Restate each line word for word. Leave out every picture.

> [RECORDS SHOWN]
---+---

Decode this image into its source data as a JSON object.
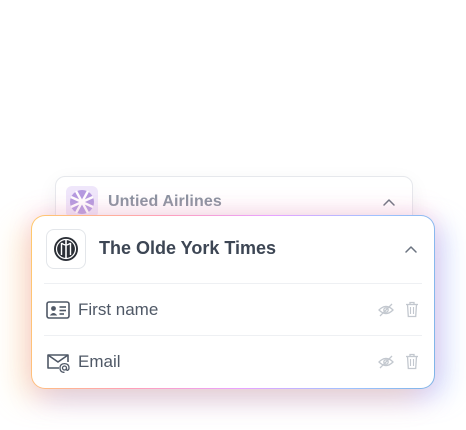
{
  "back_card": {
    "title": "Untied Airlines"
  },
  "front_card": {
    "title": "The Olde York Times",
    "fields": [
      {
        "label": "First name"
      },
      {
        "label": "Email"
      }
    ]
  },
  "icons": {
    "back_logo": "globe-grid-logo-icon",
    "front_logo": "newspaper-logo-icon",
    "chevron": "chevron-up-icon",
    "first_name": "id-card-icon",
    "email": "envelope-at-icon",
    "hide": "eye-slash-icon",
    "delete": "trash-icon"
  },
  "colors": {
    "accent_purple": "#9b7fd1",
    "text": "#4a5563",
    "muted_icon": "#c3c8cf"
  }
}
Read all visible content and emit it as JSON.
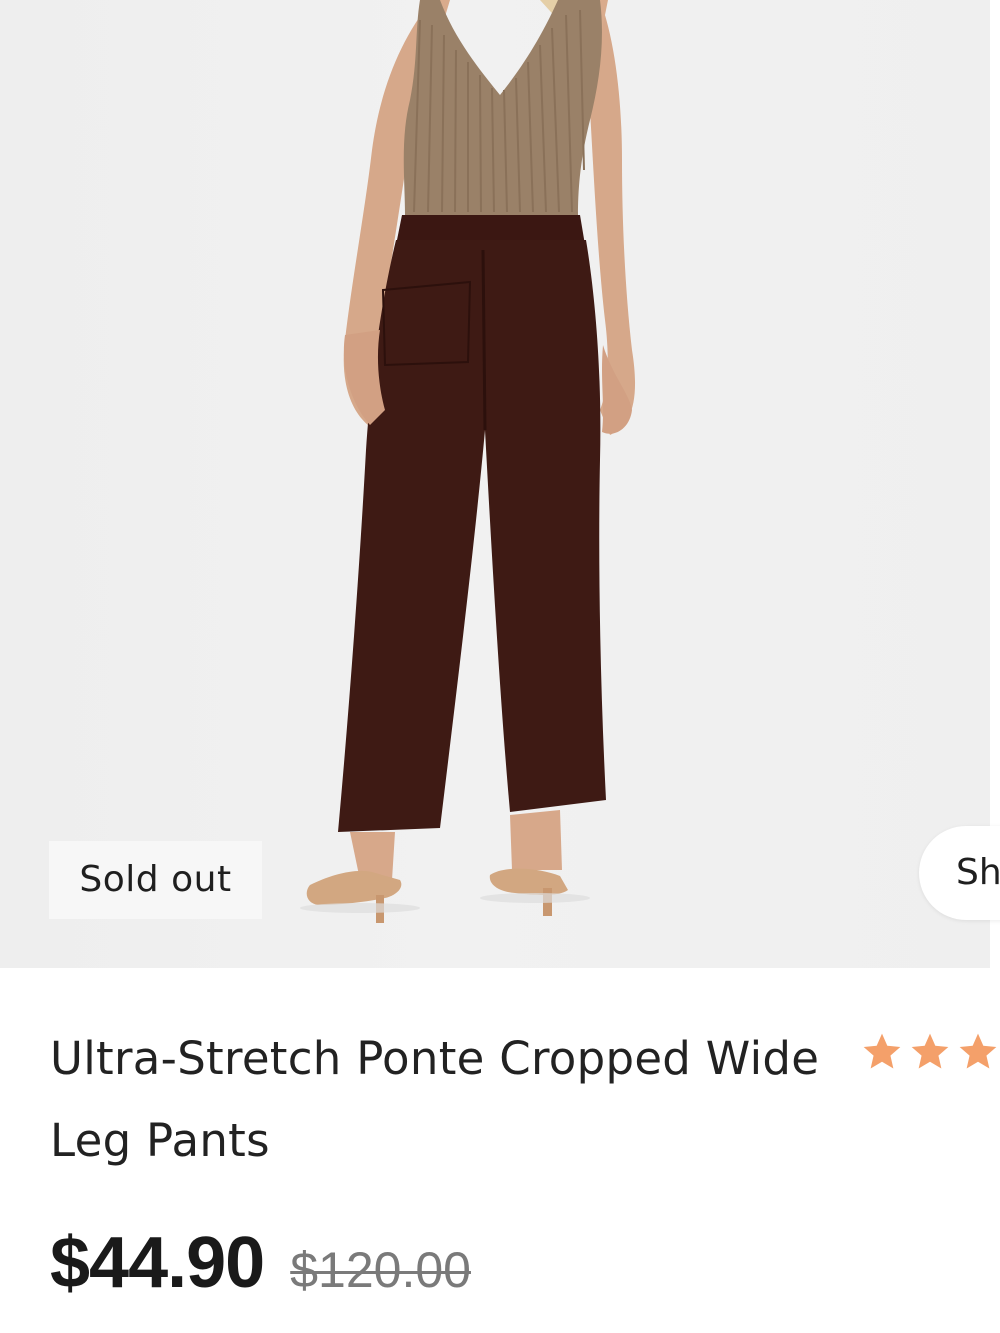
{
  "product": {
    "badge": "Sold out",
    "side_action_label": "Shop",
    "title": "Ultra-Stretch Ponte Cropped Wide Leg Pants",
    "price": "$44.90",
    "compare_at_price": "$120.00",
    "rating_stars_visible": 3,
    "star_color": "#f4a06a"
  },
  "image": {
    "description_icon": "product-photo",
    "colors": {
      "background": "#efefef",
      "pants": "#3e1a14",
      "top": "#9a8168",
      "skin": "#d7a88a",
      "sandals": "#d2a781"
    }
  }
}
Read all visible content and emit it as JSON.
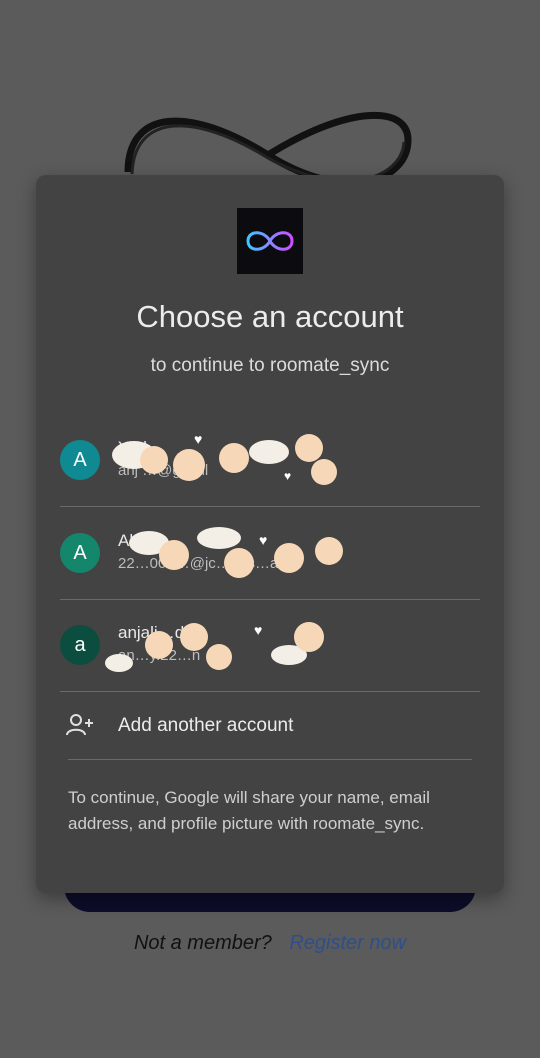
{
  "background": {
    "footer_question": "Not a member?",
    "footer_link": "Register now"
  },
  "dialog": {
    "title": "Choose an account",
    "subtitle": "to continue to roomate_sync",
    "accounts": [
      {
        "initial": "A",
        "name": "Yad",
        "email": "anj …@gmail",
        "avatar_color": "#0f8a92"
      },
      {
        "initial": "A",
        "name": "Ab",
        "email": "22…003…@jc…eus…ac.in",
        "avatar_color": "#14866b"
      },
      {
        "initial": "a",
        "name": "anjali…dav",
        "email": "an…y.22…n",
        "avatar_color": "#0b4d3f"
      }
    ],
    "add_account_label": "Add another account",
    "add_account_icon": "add-person-icon",
    "notice": "To continue, Google will share your name, email address, and profile picture with roomate_sync."
  },
  "colors": {
    "scrim": "#5b5b5b",
    "dialog": "#434343",
    "link": "#2e4f87"
  }
}
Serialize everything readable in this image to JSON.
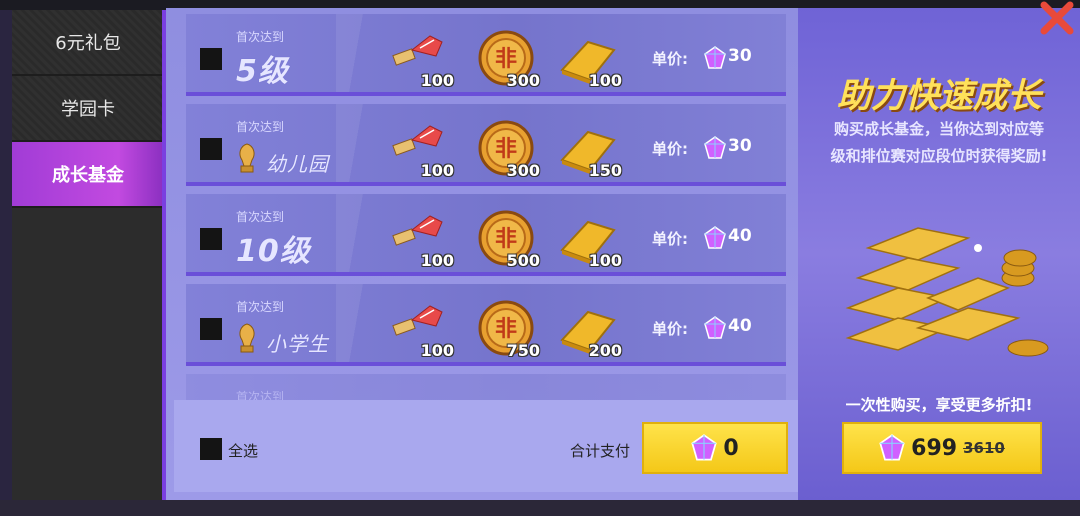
{
  "sidebar": {
    "items": [
      {
        "label": "6元礼包",
        "active": false
      },
      {
        "label": "学园卡",
        "active": false
      },
      {
        "label": "成长基金",
        "active": true
      }
    ]
  },
  "rows": [
    {
      "first_reach": "首次达到",
      "level": "5级",
      "rewards": [
        {
          "icon": "fan-ticket-icon",
          "count": "100"
        },
        {
          "icon": "coin-icon",
          "count": "300"
        },
        {
          "icon": "gold-bar-icon",
          "count": "100"
        }
      ],
      "price_label": "单价:",
      "price": "30"
    },
    {
      "first_reach": "首次达到",
      "level": "幼儿园",
      "rewards": [
        {
          "icon": "fan-ticket-icon",
          "count": "100"
        },
        {
          "icon": "coin-icon",
          "count": "300"
        },
        {
          "icon": "gold-bar-icon",
          "count": "150"
        }
      ],
      "price_label": "单价:",
      "price": "30"
    },
    {
      "first_reach": "首次达到",
      "level": "10级",
      "rewards": [
        {
          "icon": "fan-ticket-icon",
          "count": "100"
        },
        {
          "icon": "coin-icon",
          "count": "500"
        },
        {
          "icon": "gold-bar-icon",
          "count": "100"
        }
      ],
      "price_label": "单价:",
      "price": "40"
    },
    {
      "first_reach": "首次达到",
      "level": "小学生",
      "rewards": [
        {
          "icon": "fan-ticket-icon",
          "count": "100"
        },
        {
          "icon": "coin-icon",
          "count": "750"
        },
        {
          "icon": "gold-bar-icon",
          "count": "200"
        }
      ],
      "price_label": "单价:",
      "price": "40"
    },
    {
      "first_reach": "首次达到"
    }
  ],
  "bottom": {
    "select_all": "全选",
    "total_label": "合计支付",
    "total_value": "0"
  },
  "promo": {
    "title": "助力快速成长",
    "desc_line1": "购买成长基金，当你达到对应等",
    "desc_line2": "级和排位赛对应段位时获得奖励!",
    "sub": "一次性购买，享受更多折扣!",
    "price": "699",
    "original_price": "3610"
  },
  "colors": {
    "accent_purple": "#c24ae0",
    "button_yellow": "#f4c818",
    "promo_title": "#ffe15a"
  }
}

---+---

> [SOLVED EXERCISE]
Decode this image into its source data as a JSON object.
{
  "back_card": {
    "title": "Untied Airlines"
  },
  "front_card": {
    "title": "The Olde York Times",
    "fields": [
      {
        "label": "First name"
      },
      {
        "label": "Email"
      }
    ]
  },
  "icons": {
    "back_logo": "globe-grid-logo-icon",
    "front_logo": "newspaper-logo-icon",
    "chevron": "chevron-up-icon",
    "first_name": "id-card-icon",
    "email": "envelope-at-icon",
    "hide": "eye-slash-icon",
    "delete": "trash-icon"
  },
  "colors": {
    "accent_purple": "#9b7fd1",
    "text": "#4a5563",
    "muted_icon": "#c3c8cf"
  }
}
Read all visible content and emit it as JSON.
{
  "product": {
    "badge": "Sold out",
    "side_action_label": "Shop",
    "title": "Ultra-Stretch Ponte Cropped Wide Leg Pants",
    "price": "$44.90",
    "compare_at_price": "$120.00",
    "rating_stars_visible": 3,
    "star_color": "#f4a06a"
  },
  "image": {
    "description_icon": "product-photo",
    "colors": {
      "background": "#efefef",
      "pants": "#3e1a14",
      "top": "#9a8168",
      "skin": "#d7a88a",
      "sandals": "#d2a781"
    }
  }
}
Read all visible content and emit it as JSON.
{
  "background": {
    "footer_question": "Not a member?",
    "footer_link": "Register now"
  },
  "dialog": {
    "title": "Choose an account",
    "subtitle": "to continue to roomate_sync",
    "accounts": [
      {
        "initial": "A",
        "name": "Yad",
        "email": "anj …@gmail",
        "avatar_color": "#0f8a92"
      },
      {
        "initial": "A",
        "name": "Ab",
        "email": "22…003…@jc…eus…ac.in",
        "avatar_color": "#14866b"
      },
      {
        "initial": "a",
        "name": "anjali…dav",
        "email": "an…y.22…n",
        "avatar_color": "#0b4d3f"
      }
    ],
    "add_account_label": "Add another account",
    "add_account_icon": "add-person-icon",
    "notice": "To continue, Google will share your name, email address, and profile picture with roomate_sync."
  },
  "colors": {
    "scrim": "#5b5b5b",
    "dialog": "#434343",
    "link": "#2e4f87"
  }
}
Serialize everything readable in this image to JSON.
{
  "sidebar": {
    "items": [
      {
        "label": "6元礼包",
        "active": false
      },
      {
        "label": "学园卡",
        "active": false
      },
      {
        "label": "成长基金",
        "active": true
      }
    ]
  },
  "rows": [
    {
      "first_reach": "首次达到",
      "level": "5级",
      "rewards": [
        {
          "icon": "fan-ticket-icon",
          "count": "100"
        },
        {
          "icon": "coin-icon",
          "count": "300"
        },
        {
          "icon": "gold-bar-icon",
          "count": "100"
        }
      ],
      "price_label": "单价:",
      "price": "30"
    },
    {
      "first_reach": "首次达到",
      "level": "幼儿园",
      "rewards": [
        {
          "icon": "fan-ticket-icon",
          "count": "100"
        },
        {
          "icon": "coin-icon",
          "count": "300"
        },
        {
          "icon": "gold-bar-icon",
          "count": "150"
        }
      ],
      "price_label": "单价:",
      "price": "30"
    },
    {
      "first_reach": "首次达到",
      "level": "10级",
      "rewards": [
        {
          "icon": "fan-ticket-icon",
          "count": "100"
        },
        {
          "icon": "coin-icon",
          "count": "500"
        },
        {
          "icon": "gold-bar-icon",
          "count": "100"
        }
      ],
      "price_label": "单价:",
      "price": "40"
    },
    {
      "first_reach": "首次达到",
      "level": "小学生",
      "rewards": [
        {
          "icon": "fan-ticket-icon",
          "count": "100"
        },
        {
          "icon": "coin-icon",
          "count": "750"
        },
        {
          "icon": "gold-bar-icon",
          "count": "200"
        }
      ],
      "price_label": "单价:",
      "price": "40"
    },
    {
      "first_reach": "首次达到"
    }
  ],
  "bottom": {
    "select_all": "全选",
    "total_label": "合计支付",
    "total_value": "0"
  },
  "promo": {
    "title": "助力快速成长",
    "desc_line1": "购买成长基金，当你达到对应等",
    "desc_line2": "级和排位赛对应段位时获得奖励!",
    "sub": "一次性购买，享受更多折扣!",
    "price": "699",
    "original_price": "3610"
  },
  "colors": {
    "accent_purple": "#c24ae0",
    "button_yellow": "#f4c818",
    "promo_title": "#ffe15a"
  }
}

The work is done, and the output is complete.